Exercise objective. The listing must be reproduced in full, exactly as it stands.

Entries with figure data
──────────
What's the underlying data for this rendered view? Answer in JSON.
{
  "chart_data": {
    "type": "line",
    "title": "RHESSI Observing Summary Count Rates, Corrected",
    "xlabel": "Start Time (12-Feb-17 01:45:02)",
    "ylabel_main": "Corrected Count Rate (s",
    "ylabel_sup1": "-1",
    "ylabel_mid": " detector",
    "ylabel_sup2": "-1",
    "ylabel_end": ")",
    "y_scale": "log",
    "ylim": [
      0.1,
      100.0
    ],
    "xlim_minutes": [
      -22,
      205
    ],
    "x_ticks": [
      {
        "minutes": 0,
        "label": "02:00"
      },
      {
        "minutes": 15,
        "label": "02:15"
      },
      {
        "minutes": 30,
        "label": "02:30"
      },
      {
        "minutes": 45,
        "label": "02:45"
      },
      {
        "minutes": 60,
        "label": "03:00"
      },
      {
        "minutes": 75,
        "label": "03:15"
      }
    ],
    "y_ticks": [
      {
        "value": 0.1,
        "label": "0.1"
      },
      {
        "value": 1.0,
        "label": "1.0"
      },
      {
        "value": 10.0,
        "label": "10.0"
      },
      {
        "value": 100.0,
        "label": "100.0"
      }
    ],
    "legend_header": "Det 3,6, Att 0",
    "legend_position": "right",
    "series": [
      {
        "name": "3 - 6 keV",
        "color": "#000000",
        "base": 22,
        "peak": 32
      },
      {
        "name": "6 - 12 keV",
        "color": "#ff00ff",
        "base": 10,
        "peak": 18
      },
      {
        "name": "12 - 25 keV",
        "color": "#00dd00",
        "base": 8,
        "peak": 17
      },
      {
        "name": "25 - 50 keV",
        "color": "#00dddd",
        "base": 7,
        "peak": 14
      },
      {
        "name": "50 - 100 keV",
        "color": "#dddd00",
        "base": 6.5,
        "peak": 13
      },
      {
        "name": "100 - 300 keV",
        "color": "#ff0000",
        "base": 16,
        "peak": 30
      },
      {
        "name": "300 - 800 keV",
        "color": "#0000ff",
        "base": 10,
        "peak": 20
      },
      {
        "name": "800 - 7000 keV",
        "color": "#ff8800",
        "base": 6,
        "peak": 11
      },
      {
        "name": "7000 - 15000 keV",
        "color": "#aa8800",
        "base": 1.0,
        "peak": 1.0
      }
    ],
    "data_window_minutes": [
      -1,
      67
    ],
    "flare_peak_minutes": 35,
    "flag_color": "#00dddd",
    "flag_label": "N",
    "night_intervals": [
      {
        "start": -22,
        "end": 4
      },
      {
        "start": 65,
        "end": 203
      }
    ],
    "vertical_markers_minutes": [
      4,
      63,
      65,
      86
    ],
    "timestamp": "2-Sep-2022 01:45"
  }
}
──────────
The solution.
What's the underlying data for this rendered view? Answer in JSON.
{
  "chart_data": {
    "type": "line",
    "title": "RHESSI Observing Summary Count Rates, Corrected",
    "xlabel": "Start Time (12-Feb-17 01:45:02)",
    "ylabel_main": "Corrected Count Rate (s",
    "ylabel_sup1": "-1",
    "ylabel_mid": " detector",
    "ylabel_sup2": "-1",
    "ylabel_end": ")",
    "y_scale": "log",
    "ylim": [
      0.1,
      100.0
    ],
    "xlim_minutes": [
      -22,
      205
    ],
    "x_ticks": [
      {
        "minutes": 0,
        "label": "02:00"
      },
      {
        "minutes": 15,
        "label": "02:15"
      },
      {
        "minutes": 30,
        "label": "02:30"
      },
      {
        "minutes": 45,
        "label": "02:45"
      },
      {
        "minutes": 60,
        "label": "03:00"
      },
      {
        "minutes": 75,
        "label": "03:15"
      }
    ],
    "y_ticks": [
      {
        "value": 0.1,
        "label": "0.1"
      },
      {
        "value": 1.0,
        "label": "1.0"
      },
      {
        "value": 10.0,
        "label": "10.0"
      },
      {
        "value": 100.0,
        "label": "100.0"
      }
    ],
    "legend_header": "Det 3,6, Att 0",
    "legend_position": "right",
    "series": [
      {
        "name": "3 - 6 keV",
        "color": "#000000",
        "base": 22,
        "peak": 32
      },
      {
        "name": "6 - 12 keV",
        "color": "#ff00ff",
        "base": 10,
        "peak": 18
      },
      {
        "name": "12 - 25 keV",
        "color": "#00dd00",
        "base": 8,
        "peak": 17
      },
      {
        "name": "25 - 50 keV",
        "color": "#00dddd",
        "base": 7,
        "peak": 14
      },
      {
        "name": "50 - 100 keV",
        "color": "#dddd00",
        "base": 6.5,
        "peak": 13
      },
      {
        "name": "100 - 300 keV",
        "color": "#ff0000",
        "base": 16,
        "peak": 30
      },
      {
        "name": "300 - 800 keV",
        "color": "#0000ff",
        "base": 10,
        "peak": 20
      },
      {
        "name": "800 - 7000 keV",
        "color": "#ff8800",
        "base": 6,
        "peak": 11
      },
      {
        "name": "7000 - 15000 keV",
        "color": "#aa8800",
        "base": 1.0,
        "peak": 1.0
      }
    ],
    "data_window_minutes": [
      -1,
      67
    ],
    "flare_peak_minutes": 35,
    "flag_color": "#00dddd",
    "flag_label": "N",
    "night_intervals": [
      {
        "start": -22,
        "end": 4
      },
      {
        "start": 65,
        "end": 203
      }
    ],
    "vertical_markers_minutes": [
      4,
      63,
      65,
      86
    ],
    "timestamp": "2-Sep-2022 01:45"
  }
}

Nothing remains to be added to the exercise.